Source records

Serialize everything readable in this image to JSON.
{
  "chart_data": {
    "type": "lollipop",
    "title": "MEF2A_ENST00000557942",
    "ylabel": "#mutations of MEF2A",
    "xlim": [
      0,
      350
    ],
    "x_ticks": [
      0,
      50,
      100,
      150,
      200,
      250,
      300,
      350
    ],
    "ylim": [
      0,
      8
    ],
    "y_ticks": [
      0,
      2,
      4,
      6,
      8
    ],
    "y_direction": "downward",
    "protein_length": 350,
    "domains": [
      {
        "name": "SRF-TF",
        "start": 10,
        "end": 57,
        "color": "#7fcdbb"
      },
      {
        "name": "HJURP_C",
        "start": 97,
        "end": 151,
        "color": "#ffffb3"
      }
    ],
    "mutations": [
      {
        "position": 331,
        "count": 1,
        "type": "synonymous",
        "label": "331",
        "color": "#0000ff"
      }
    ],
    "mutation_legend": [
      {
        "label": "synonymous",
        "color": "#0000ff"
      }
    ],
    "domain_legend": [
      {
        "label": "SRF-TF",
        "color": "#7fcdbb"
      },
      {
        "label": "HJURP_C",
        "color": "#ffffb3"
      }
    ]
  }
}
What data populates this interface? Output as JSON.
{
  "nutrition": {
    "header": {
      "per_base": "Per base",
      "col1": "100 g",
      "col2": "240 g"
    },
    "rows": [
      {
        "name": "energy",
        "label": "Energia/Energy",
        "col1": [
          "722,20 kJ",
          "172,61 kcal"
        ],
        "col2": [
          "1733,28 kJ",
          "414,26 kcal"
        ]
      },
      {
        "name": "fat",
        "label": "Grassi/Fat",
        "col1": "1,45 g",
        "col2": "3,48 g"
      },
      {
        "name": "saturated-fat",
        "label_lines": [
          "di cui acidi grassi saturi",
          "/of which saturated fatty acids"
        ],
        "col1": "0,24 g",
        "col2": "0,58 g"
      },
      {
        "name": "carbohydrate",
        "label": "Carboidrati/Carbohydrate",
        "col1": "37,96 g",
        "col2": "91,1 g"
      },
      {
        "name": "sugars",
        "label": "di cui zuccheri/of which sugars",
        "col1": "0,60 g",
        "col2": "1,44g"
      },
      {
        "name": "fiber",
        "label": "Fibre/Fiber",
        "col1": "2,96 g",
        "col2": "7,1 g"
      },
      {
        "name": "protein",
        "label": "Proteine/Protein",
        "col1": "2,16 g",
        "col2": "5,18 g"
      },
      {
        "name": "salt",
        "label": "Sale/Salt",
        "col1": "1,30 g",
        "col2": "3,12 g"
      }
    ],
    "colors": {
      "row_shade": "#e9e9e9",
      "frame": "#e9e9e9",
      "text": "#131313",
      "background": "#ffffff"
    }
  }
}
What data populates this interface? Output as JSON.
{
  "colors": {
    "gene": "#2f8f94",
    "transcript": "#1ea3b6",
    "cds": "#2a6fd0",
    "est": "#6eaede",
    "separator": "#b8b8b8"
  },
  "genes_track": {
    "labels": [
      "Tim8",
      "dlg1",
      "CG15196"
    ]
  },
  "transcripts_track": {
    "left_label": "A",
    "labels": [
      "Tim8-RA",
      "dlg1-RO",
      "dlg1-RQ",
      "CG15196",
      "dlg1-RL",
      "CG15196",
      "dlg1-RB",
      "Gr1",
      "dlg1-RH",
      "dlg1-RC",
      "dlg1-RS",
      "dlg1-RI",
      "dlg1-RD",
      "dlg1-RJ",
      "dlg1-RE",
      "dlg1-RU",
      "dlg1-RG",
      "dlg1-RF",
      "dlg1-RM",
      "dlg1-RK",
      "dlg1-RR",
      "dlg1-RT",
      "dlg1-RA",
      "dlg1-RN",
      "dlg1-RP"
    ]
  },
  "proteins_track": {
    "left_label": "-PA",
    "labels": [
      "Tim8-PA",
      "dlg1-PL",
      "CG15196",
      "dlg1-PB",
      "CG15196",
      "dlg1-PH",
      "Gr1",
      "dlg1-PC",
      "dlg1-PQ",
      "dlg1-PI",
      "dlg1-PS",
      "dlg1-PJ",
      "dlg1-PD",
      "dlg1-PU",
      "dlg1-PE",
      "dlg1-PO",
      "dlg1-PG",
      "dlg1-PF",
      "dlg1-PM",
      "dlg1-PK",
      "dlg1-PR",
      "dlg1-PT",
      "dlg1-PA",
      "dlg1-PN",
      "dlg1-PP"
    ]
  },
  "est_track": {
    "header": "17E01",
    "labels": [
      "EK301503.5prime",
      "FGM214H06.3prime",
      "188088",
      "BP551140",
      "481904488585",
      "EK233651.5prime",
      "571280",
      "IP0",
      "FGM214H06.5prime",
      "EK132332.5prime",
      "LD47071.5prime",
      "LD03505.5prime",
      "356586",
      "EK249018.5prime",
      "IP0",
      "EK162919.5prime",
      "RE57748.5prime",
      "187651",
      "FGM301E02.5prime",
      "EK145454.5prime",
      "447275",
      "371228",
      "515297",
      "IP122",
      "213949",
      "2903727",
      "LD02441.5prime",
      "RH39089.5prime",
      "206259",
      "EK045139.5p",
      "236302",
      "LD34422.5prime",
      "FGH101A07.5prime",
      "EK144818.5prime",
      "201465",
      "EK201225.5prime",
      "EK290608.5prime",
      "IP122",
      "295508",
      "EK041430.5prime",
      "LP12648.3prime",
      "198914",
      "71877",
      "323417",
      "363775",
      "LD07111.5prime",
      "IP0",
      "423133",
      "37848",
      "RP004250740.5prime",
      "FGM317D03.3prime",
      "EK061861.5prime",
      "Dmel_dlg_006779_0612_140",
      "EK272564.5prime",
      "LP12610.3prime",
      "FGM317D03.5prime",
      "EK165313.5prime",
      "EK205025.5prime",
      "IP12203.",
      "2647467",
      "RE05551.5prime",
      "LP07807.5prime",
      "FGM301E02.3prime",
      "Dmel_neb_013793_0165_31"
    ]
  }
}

**GOAL OF THE EXERCISE**
Exactly as they stand, write out all of the entries.

**ANSWER AREA**
Serialize everything readable in this image to JSON.
{
  "chart_data": {
    "type": "lollipop",
    "title": "MEF2A_ENST00000557942",
    "ylabel": "#mutations of MEF2A",
    "xlim": [
      0,
      350
    ],
    "x_ticks": [
      0,
      50,
      100,
      150,
      200,
      250,
      300,
      350
    ],
    "ylim": [
      0,
      8
    ],
    "y_ticks": [
      0,
      2,
      4,
      6,
      8
    ],
    "y_direction": "downward",
    "protein_length": 350,
    "domains": [
      {
        "name": "SRF-TF",
        "start": 10,
        "end": 57,
        "color": "#7fcdbb"
      },
      {
        "name": "HJURP_C",
        "start": 97,
        "end": 151,
        "color": "#ffffb3"
      }
    ],
    "mutations": [
      {
        "position": 331,
        "count": 1,
        "type": "synonymous",
        "label": "331",
        "color": "#0000ff"
      }
    ],
    "mutation_legend": [
      {
        "label": "synonymous",
        "color": "#0000ff"
      }
    ],
    "domain_legend": [
      {
        "label": "SRF-TF",
        "color": "#7fcdbb"
      },
      {
        "label": "HJURP_C",
        "color": "#ffffb3"
      }
    ]
  }
}
What data populates this interface? Output as JSON.
{
  "nutrition": {
    "header": {
      "per_base": "Per base",
      "col1": "100 g",
      "col2": "240 g"
    },
    "rows": [
      {
        "name": "energy",
        "label": "Energia/Energy",
        "col1": [
          "722,20 kJ",
          "172,61 kcal"
        ],
        "col2": [
          "1733,28 kJ",
          "414,26 kcal"
        ]
      },
      {
        "name": "fat",
        "label": "Grassi/Fat",
        "col1": "1,45 g",
        "col2": "3,48 g"
      },
      {
        "name": "saturated-fat",
        "label_lines": [
          "di cui acidi grassi saturi",
          "/of which saturated fatty acids"
        ],
        "col1": "0,24 g",
        "col2": "0,58 g"
      },
      {
        "name": "carbohydrate",
        "label": "Carboidrati/Carbohydrate",
        "col1": "37,96 g",
        "col2": "91,1 g"
      },
      {
        "name": "sugars",
        "label": "di cui zuccheri/of which sugars",
        "col1": "0,60 g",
        "col2": "1,44g"
      },
      {
        "name": "fiber",
        "label": "Fibre/Fiber",
        "col1": "2,96 g",
        "col2": "7,1 g"
      },
      {
        "name": "protein",
        "label": "Proteine/Protein",
        "col1": "2,16 g",
        "col2": "5,18 g"
      },
      {
        "name": "salt",
        "label": "Sale/Salt",
        "col1": "1,30 g",
        "col2": "3,12 g"
      }
    ],
    "colors": {
      "row_shade": "#e9e9e9",
      "frame": "#e9e9e9",
      "text": "#131313",
      "background": "#ffffff"
    }
  }
}
What data populates this interface? Output as JSON.
{
  "colors": {
    "gene": "#2f8f94",
    "transcript": "#1ea3b6",
    "cds": "#2a6fd0",
    "est": "#6eaede",
    "separator": "#b8b8b8"
  },
  "genes_track": {
    "labels": [
      "Tim8",
      "dlg1",
      "CG15196"
    ]
  },
  "transcripts_track": {
    "left_label": "A",
    "labels": [
      "Tim8-RA",
      "dlg1-RO",
      "dlg1-RQ",
      "CG15196",
      "dlg1-RL",
      "CG15196",
      "dlg1-RB",
      "Gr1",
      "dlg1-RH",
      "dlg1-RC",
      "dlg1-RS",
      "dlg1-RI",
      "dlg1-RD",
      "dlg1-RJ",
      "dlg1-RE",
      "dlg1-RU",
      "dlg1-RG",
      "dlg1-RF",
      "dlg1-RM",
      "dlg1-RK",
      "dlg1-RR",
      "dlg1-RT",
      "dlg1-RA",
      "dlg1-RN",
      "dlg1-RP"
    ]
  },
  "proteins_track": {
    "left_label": "-PA",
    "labels": [
      "Tim8-PA",
      "dlg1-PL",
      "CG15196",
      "dlg1-PB",
      "CG15196",
      "dlg1-PH",
      "Gr1",
      "dlg1-PC",
      "dlg1-PQ",
      "dlg1-PI",
      "dlg1-PS",
      "dlg1-PJ",
      "dlg1-PD",
      "dlg1-PU",
      "dlg1-PE",
      "dlg1-PO",
      "dlg1-PG",
      "dlg1-PF",
      "dlg1-PM",
      "dlg1-PK",
      "dlg1-PR",
      "dlg1-PT",
      "dlg1-PA",
      "dlg1-PN",
      "dlg1-PP"
    ]
  },
  "est_track": {
    "header": "17E01",
    "labels": [
      "EK301503.5prime",
      "FGM214H06.3prime",
      "188088",
      "BP551140",
      "481904488585",
      "EK233651.5prime",
      "571280",
      "IP0",
      "FGM214H06.5prime",
      "EK132332.5prime",
      "LD47071.5prime",
      "LD03505.5prime",
      "356586",
      "EK249018.5prime",
      "IP0",
      "EK162919.5prime",
      "RE57748.5prime",
      "187651",
      "FGM301E02.5prime",
      "EK145454.5prime",
      "447275",
      "371228",
      "515297",
      "IP122",
      "213949",
      "2903727",
      "LD02441.5prime",
      "RH39089.5prime",
      "206259",
      "EK045139.5p",
      "236302",
      "LD34422.5prime",
      "FGH101A07.5prime",
      "EK144818.5prime",
      "201465",
      "EK201225.5prime",
      "EK290608.5prime",
      "IP122",
      "295508",
      "EK041430.5prime",
      "LP12648.3prime",
      "198914",
      "71877",
      "323417",
      "363775",
      "LD07111.5prime",
      "IP0",
      "423133",
      "37848",
      "RP004250740.5prime",
      "FGM317D03.3prime",
      "EK061861.5prime",
      "Dmel_dlg_006779_0612_140",
      "EK272564.5prime",
      "LP12610.3prime",
      "FGM317D03.5prime",
      "EK165313.5prime",
      "EK205025.5prime",
      "IP12203.",
      "2647467",
      "RE05551.5prime",
      "LP07807.5prime",
      "FGM301E02.3prime",
      "Dmel_neb_013793_0165_31"
    ]
  }
}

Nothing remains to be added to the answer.